> Task prompt
Retype all of the data. Every line must match exactly.

> Rows
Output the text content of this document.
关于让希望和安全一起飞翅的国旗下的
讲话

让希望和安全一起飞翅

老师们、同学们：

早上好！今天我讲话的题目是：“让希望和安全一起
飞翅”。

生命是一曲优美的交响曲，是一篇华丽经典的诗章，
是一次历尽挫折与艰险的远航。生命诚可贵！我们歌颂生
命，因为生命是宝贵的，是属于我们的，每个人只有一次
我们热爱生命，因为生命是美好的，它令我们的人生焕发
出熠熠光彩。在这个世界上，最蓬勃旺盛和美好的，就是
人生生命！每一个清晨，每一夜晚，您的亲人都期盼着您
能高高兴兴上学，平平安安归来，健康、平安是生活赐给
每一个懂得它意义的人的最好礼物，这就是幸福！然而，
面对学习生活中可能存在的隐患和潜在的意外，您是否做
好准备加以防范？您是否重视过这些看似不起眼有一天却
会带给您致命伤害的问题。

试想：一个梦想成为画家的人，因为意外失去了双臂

> Solution to the exercise
Output the text content of this document.
关于让希望和安全一起飞翅的国旗下的
讲话

让希望和安全一起飞翅

老师们、同学们：

早上好！今天我讲话的题目是：“让希望和安全一起
飞翅”。

生命是一曲优美的交响曲，是一篇华丽经典的诗章，
是一次历尽挫折与艰险的远航。生命诚可贵！我们歌颂生
命，因为生命是宝贵的，是属于我们的，每个人只有一次
我们热爱生命，因为生命是美好的，它令我们的人生焕发
出熠熠光彩。在这个世界上，最蓬勃旺盛和美好的，就是
人生生命！每一个清晨，每一夜晚，您的亲人都期盼着您
能高高兴兴上学，平平安安归来，健康、平安是生活赐给
每一个懂得它意义的人的最好礼物，这就是幸福！然而，
面对学习生活中可能存在的隐患和潜在的意外，您是否做
好准备加以防范？您是否重视过这些看似不起眼有一天却
会带给您致命伤害的问题。

试想：一个梦想成为画家的人，因为意外失去了双臂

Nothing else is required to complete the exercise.